Given instruction -
Your task is to repeat the entries underneath exactly, minus the pictures.
— Begin Data supplied —
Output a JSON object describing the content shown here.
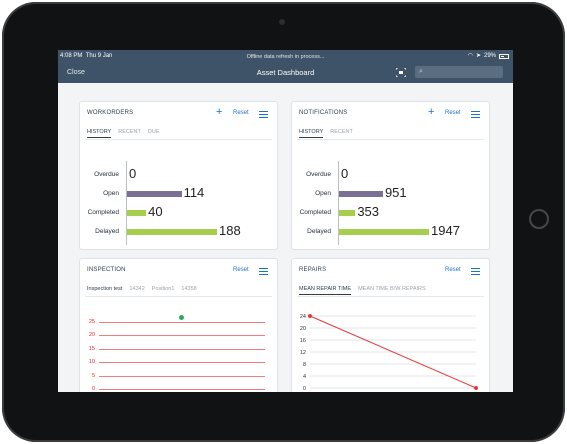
{
  "status_bar": {
    "time": "4:08 PM",
    "date": "Thu 9 Jan",
    "message": "Offline data refresh in process...",
    "battery": "29%"
  },
  "nav": {
    "close_label": "Close",
    "title": "Asset Dashboard"
  },
  "workorders": {
    "title": "WORKORDERS",
    "reset_label": "Reset",
    "tabs": [
      "HISTORY",
      "RECENT",
      "DUE"
    ],
    "rows": [
      {
        "label": "Overdue",
        "value": "0"
      },
      {
        "label": "Open",
        "value": "114"
      },
      {
        "label": "Completed",
        "value": "40"
      },
      {
        "label": "Delayed",
        "value": "188"
      }
    ]
  },
  "notifications": {
    "title": "NOTIFICATIONS",
    "reset_label": "Reset",
    "tabs": [
      "HISTORY",
      "RECENT"
    ],
    "rows": [
      {
        "label": "Overdue",
        "value": "0"
      },
      {
        "label": "Open",
        "value": "951"
      },
      {
        "label": "Completed",
        "value": "353"
      },
      {
        "label": "Delayed",
        "value": "1947"
      }
    ]
  },
  "inspection": {
    "title": "INSPECTION",
    "reset_label": "Reset",
    "tabs": [
      "Inspection test",
      "14342",
      "Position1",
      "14358"
    ],
    "yticks": [
      "25",
      "20",
      "15",
      "10",
      "5",
      "0"
    ]
  },
  "repairs": {
    "title": "REPAIRS",
    "reset_label": "Reset",
    "tabs": [
      "MEAN REPAIR TIME",
      "MEAN TIME B/W REPAIRS"
    ],
    "yticks": [
      "24",
      "20",
      "16",
      "12",
      "8",
      "4",
      "0"
    ]
  },
  "chart_data": [
    {
      "type": "bar",
      "title": "WORKORDERS",
      "categories": [
        "Overdue",
        "Open",
        "Completed",
        "Delayed"
      ],
      "values": [
        0,
        114,
        40,
        188
      ],
      "colors": [
        "#7b6f96",
        "#7b6f96",
        "#a5cf4c",
        "#a5cf4c"
      ]
    },
    {
      "type": "bar",
      "title": "NOTIFICATIONS",
      "categories": [
        "Overdue",
        "Open",
        "Completed",
        "Delayed"
      ],
      "values": [
        0,
        951,
        353,
        1947
      ],
      "colors": [
        "#7b6f96",
        "#7b6f96",
        "#a5cf4c",
        "#a5cf4c"
      ]
    },
    {
      "type": "scatter",
      "title": "INSPECTION",
      "ylim": [
        0,
        25
      ],
      "yticks": [
        0,
        5,
        10,
        15,
        20,
        25
      ],
      "points": [
        {
          "y": 27
        }
      ],
      "point_color": "#2eaa57",
      "line_color": "#f08080"
    },
    {
      "type": "line",
      "title": "REPAIRS",
      "ylim": [
        0,
        24
      ],
      "yticks": [
        0,
        4,
        8,
        12,
        16,
        20,
        24
      ],
      "values": [
        24,
        0
      ],
      "line_color": "#e53b3b"
    }
  ]
}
— End Data supplied —
Exercise result -
Output a JSON object describing the content shown here.
{
  "status_bar": {
    "time": "4:08 PM",
    "date": "Thu 9 Jan",
    "message": "Offline data refresh in process...",
    "battery": "29%"
  },
  "nav": {
    "close_label": "Close",
    "title": "Asset Dashboard"
  },
  "workorders": {
    "title": "WORKORDERS",
    "reset_label": "Reset",
    "tabs": [
      "HISTORY",
      "RECENT",
      "DUE"
    ],
    "rows": [
      {
        "label": "Overdue",
        "value": "0"
      },
      {
        "label": "Open",
        "value": "114"
      },
      {
        "label": "Completed",
        "value": "40"
      },
      {
        "label": "Delayed",
        "value": "188"
      }
    ]
  },
  "notifications": {
    "title": "NOTIFICATIONS",
    "reset_label": "Reset",
    "tabs": [
      "HISTORY",
      "RECENT"
    ],
    "rows": [
      {
        "label": "Overdue",
        "value": "0"
      },
      {
        "label": "Open",
        "value": "951"
      },
      {
        "label": "Completed",
        "value": "353"
      },
      {
        "label": "Delayed",
        "value": "1947"
      }
    ]
  },
  "inspection": {
    "title": "INSPECTION",
    "reset_label": "Reset",
    "tabs": [
      "Inspection test",
      "14342",
      "Position1",
      "14358"
    ],
    "yticks": [
      "25",
      "20",
      "15",
      "10",
      "5",
      "0"
    ]
  },
  "repairs": {
    "title": "REPAIRS",
    "reset_label": "Reset",
    "tabs": [
      "MEAN REPAIR TIME",
      "MEAN TIME B/W REPAIRS"
    ],
    "yticks": [
      "24",
      "20",
      "16",
      "12",
      "8",
      "4",
      "0"
    ]
  },
  "chart_data": [
    {
      "type": "bar",
      "title": "WORKORDERS",
      "categories": [
        "Overdue",
        "Open",
        "Completed",
        "Delayed"
      ],
      "values": [
        0,
        114,
        40,
        188
      ],
      "colors": [
        "#7b6f96",
        "#7b6f96",
        "#a5cf4c",
        "#a5cf4c"
      ]
    },
    {
      "type": "bar",
      "title": "NOTIFICATIONS",
      "categories": [
        "Overdue",
        "Open",
        "Completed",
        "Delayed"
      ],
      "values": [
        0,
        951,
        353,
        1947
      ],
      "colors": [
        "#7b6f96",
        "#7b6f96",
        "#a5cf4c",
        "#a5cf4c"
      ]
    },
    {
      "type": "scatter",
      "title": "INSPECTION",
      "ylim": [
        0,
        25
      ],
      "yticks": [
        0,
        5,
        10,
        15,
        20,
        25
      ],
      "points": [
        {
          "y": 27
        }
      ],
      "point_color": "#2eaa57",
      "line_color": "#f08080"
    },
    {
      "type": "line",
      "title": "REPAIRS",
      "ylim": [
        0,
        24
      ],
      "yticks": [
        0,
        4,
        8,
        12,
        16,
        20,
        24
      ],
      "values": [
        24,
        0
      ],
      "line_color": "#e53b3b"
    }
  ]
}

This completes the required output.